| What you need to do |
Copy out all the records, word for word.

| Raw records |

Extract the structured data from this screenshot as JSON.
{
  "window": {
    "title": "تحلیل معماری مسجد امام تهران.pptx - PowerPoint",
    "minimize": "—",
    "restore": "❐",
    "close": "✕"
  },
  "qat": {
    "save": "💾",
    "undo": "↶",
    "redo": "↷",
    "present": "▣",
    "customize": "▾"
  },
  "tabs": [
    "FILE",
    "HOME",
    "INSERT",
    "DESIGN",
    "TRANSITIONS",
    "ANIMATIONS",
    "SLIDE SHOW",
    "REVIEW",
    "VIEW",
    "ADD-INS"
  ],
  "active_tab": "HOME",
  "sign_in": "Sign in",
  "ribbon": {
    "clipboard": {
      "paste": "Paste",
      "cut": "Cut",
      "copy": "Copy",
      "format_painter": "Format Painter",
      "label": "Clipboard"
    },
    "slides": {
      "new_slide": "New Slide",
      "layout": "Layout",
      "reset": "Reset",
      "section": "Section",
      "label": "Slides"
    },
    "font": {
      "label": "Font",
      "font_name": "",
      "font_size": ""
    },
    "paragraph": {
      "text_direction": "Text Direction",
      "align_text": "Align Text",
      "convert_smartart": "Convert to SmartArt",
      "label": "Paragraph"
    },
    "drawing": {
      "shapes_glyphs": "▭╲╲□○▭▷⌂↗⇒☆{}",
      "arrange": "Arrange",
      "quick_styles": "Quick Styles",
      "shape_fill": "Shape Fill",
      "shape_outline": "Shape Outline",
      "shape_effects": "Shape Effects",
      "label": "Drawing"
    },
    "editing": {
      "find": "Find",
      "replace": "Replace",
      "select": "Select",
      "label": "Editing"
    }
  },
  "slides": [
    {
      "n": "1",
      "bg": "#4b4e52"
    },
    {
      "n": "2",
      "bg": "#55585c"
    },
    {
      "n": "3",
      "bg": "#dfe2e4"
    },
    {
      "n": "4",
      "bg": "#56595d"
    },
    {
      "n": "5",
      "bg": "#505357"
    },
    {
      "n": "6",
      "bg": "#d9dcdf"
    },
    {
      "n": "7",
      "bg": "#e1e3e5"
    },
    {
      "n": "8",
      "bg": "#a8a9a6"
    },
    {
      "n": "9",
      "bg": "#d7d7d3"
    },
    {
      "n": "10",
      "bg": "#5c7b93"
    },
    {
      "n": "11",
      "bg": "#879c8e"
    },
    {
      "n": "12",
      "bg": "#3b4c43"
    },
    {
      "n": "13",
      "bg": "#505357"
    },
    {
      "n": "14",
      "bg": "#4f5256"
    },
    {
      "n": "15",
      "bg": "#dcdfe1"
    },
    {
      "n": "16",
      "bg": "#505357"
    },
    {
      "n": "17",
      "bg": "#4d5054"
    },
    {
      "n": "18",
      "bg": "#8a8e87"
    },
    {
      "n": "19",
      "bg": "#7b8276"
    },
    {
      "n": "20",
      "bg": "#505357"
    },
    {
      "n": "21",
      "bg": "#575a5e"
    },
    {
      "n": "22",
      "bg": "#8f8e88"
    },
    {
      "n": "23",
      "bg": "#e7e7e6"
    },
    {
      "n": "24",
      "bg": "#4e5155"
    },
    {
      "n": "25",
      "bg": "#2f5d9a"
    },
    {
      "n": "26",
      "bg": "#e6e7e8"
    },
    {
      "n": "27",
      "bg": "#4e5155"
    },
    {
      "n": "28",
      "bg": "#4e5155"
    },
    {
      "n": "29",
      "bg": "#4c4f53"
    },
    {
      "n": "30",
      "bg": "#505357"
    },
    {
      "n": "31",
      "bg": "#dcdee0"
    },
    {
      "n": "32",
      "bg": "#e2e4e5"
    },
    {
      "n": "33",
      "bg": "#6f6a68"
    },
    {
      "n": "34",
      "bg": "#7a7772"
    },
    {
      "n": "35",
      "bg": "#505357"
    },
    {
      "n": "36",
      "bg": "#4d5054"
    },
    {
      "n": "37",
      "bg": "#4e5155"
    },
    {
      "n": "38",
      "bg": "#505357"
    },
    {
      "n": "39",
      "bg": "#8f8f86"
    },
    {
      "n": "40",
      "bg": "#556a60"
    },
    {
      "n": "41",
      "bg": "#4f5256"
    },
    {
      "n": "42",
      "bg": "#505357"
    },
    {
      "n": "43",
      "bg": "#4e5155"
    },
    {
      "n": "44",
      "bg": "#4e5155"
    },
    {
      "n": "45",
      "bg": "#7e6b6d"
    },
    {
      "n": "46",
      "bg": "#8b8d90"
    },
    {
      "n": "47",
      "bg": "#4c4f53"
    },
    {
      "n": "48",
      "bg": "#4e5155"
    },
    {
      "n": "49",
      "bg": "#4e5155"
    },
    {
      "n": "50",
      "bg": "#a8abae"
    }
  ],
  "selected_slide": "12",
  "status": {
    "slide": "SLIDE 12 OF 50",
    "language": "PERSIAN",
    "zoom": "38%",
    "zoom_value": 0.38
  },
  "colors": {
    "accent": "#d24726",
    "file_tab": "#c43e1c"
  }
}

| Result |
Extract the structured data from this screenshot as JSON.
{
  "window": {
    "title": "تحلیل معماری مسجد امام تهران.pptx - PowerPoint",
    "minimize": "—",
    "restore": "❐",
    "close": "✕"
  },
  "qat": {
    "save": "💾",
    "undo": "↶",
    "redo": "↷",
    "present": "▣",
    "customize": "▾"
  },
  "tabs": [
    "FILE",
    "HOME",
    "INSERT",
    "DESIGN",
    "TRANSITIONS",
    "ANIMATIONS",
    "SLIDE SHOW",
    "REVIEW",
    "VIEW",
    "ADD-INS"
  ],
  "active_tab": "HOME",
  "sign_in": "Sign in",
  "ribbon": {
    "clipboard": {
      "paste": "Paste",
      "cut": "Cut",
      "copy": "Copy",
      "format_painter": "Format Painter",
      "label": "Clipboard"
    },
    "slides": {
      "new_slide": "New Slide",
      "layout": "Layout",
      "reset": "Reset",
      "section": "Section",
      "label": "Slides"
    },
    "font": {
      "label": "Font",
      "font_name": "",
      "font_size": ""
    },
    "paragraph": {
      "text_direction": "Text Direction",
      "align_text": "Align Text",
      "convert_smartart": "Convert to SmartArt",
      "label": "Paragraph"
    },
    "drawing": {
      "shapes_glyphs": "▭╲╲□○▭▷⌂↗⇒☆{}",
      "arrange": "Arrange",
      "quick_styles": "Quick Styles",
      "shape_fill": "Shape Fill",
      "shape_outline": "Shape Outline",
      "shape_effects": "Shape Effects",
      "label": "Drawing"
    },
    "editing": {
      "find": "Find",
      "replace": "Replace",
      "select": "Select",
      "label": "Editing"
    }
  },
  "slides": [
    {
      "n": "1",
      "bg": "#4b4e52"
    },
    {
      "n": "2",
      "bg": "#55585c"
    },
    {
      "n": "3",
      "bg": "#dfe2e4"
    },
    {
      "n": "4",
      "bg": "#56595d"
    },
    {
      "n": "5",
      "bg": "#505357"
    },
    {
      "n": "6",
      "bg": "#d9dcdf"
    },
    {
      "n": "7",
      "bg": "#e1e3e5"
    },
    {
      "n": "8",
      "bg": "#a8a9a6"
    },
    {
      "n": "9",
      "bg": "#d7d7d3"
    },
    {
      "n": "10",
      "bg": "#5c7b93"
    },
    {
      "n": "11",
      "bg": "#879c8e"
    },
    {
      "n": "12",
      "bg": "#3b4c43"
    },
    {
      "n": "13",
      "bg": "#505357"
    },
    {
      "n": "14",
      "bg": "#4f5256"
    },
    {
      "n": "15",
      "bg": "#dcdfe1"
    },
    {
      "n": "16",
      "bg": "#505357"
    },
    {
      "n": "17",
      "bg": "#4d5054"
    },
    {
      "n": "18",
      "bg": "#8a8e87"
    },
    {
      "n": "19",
      "bg": "#7b8276"
    },
    {
      "n": "20",
      "bg": "#505357"
    },
    {
      "n": "21",
      "bg": "#575a5e"
    },
    {
      "n": "22",
      "bg": "#8f8e88"
    },
    {
      "n": "23",
      "bg": "#e7e7e6"
    },
    {
      "n": "24",
      "bg": "#4e5155"
    },
    {
      "n": "25",
      "bg": "#2f5d9a"
    },
    {
      "n": "26",
      "bg": "#e6e7e8"
    },
    {
      "n": "27",
      "bg": "#4e5155"
    },
    {
      "n": "28",
      "bg": "#4e5155"
    },
    {
      "n": "29",
      "bg": "#4c4f53"
    },
    {
      "n": "30",
      "bg": "#505357"
    },
    {
      "n": "31",
      "bg": "#dcdee0"
    },
    {
      "n": "32",
      "bg": "#e2e4e5"
    },
    {
      "n": "33",
      "bg": "#6f6a68"
    },
    {
      "n": "34",
      "bg": "#7a7772"
    },
    {
      "n": "35",
      "bg": "#505357"
    },
    {
      "n": "36",
      "bg": "#4d5054"
    },
    {
      "n": "37",
      "bg": "#4e5155"
    },
    {
      "n": "38",
      "bg": "#505357"
    },
    {
      "n": "39",
      "bg": "#8f8f86"
    },
    {
      "n": "40",
      "bg": "#556a60"
    },
    {
      "n": "41",
      "bg": "#4f5256"
    },
    {
      "n": "42",
      "bg": "#505357"
    },
    {
      "n": "43",
      "bg": "#4e5155"
    },
    {
      "n": "44",
      "bg": "#4e5155"
    },
    {
      "n": "45",
      "bg": "#7e6b6d"
    },
    {
      "n": "46",
      "bg": "#8b8d90"
    },
    {
      "n": "47",
      "bg": "#4c4f53"
    },
    {
      "n": "48",
      "bg": "#4e5155"
    },
    {
      "n": "49",
      "bg": "#4e5155"
    },
    {
      "n": "50",
      "bg": "#a8abae"
    }
  ],
  "selected_slide": "12",
  "status": {
    "slide": "SLIDE 12 OF 50",
    "language": "PERSIAN",
    "zoom": "38%",
    "zoom_value": 0.38
  },
  "colors": {
    "accent": "#d24726",
    "file_tab": "#c43e1c"
  }
}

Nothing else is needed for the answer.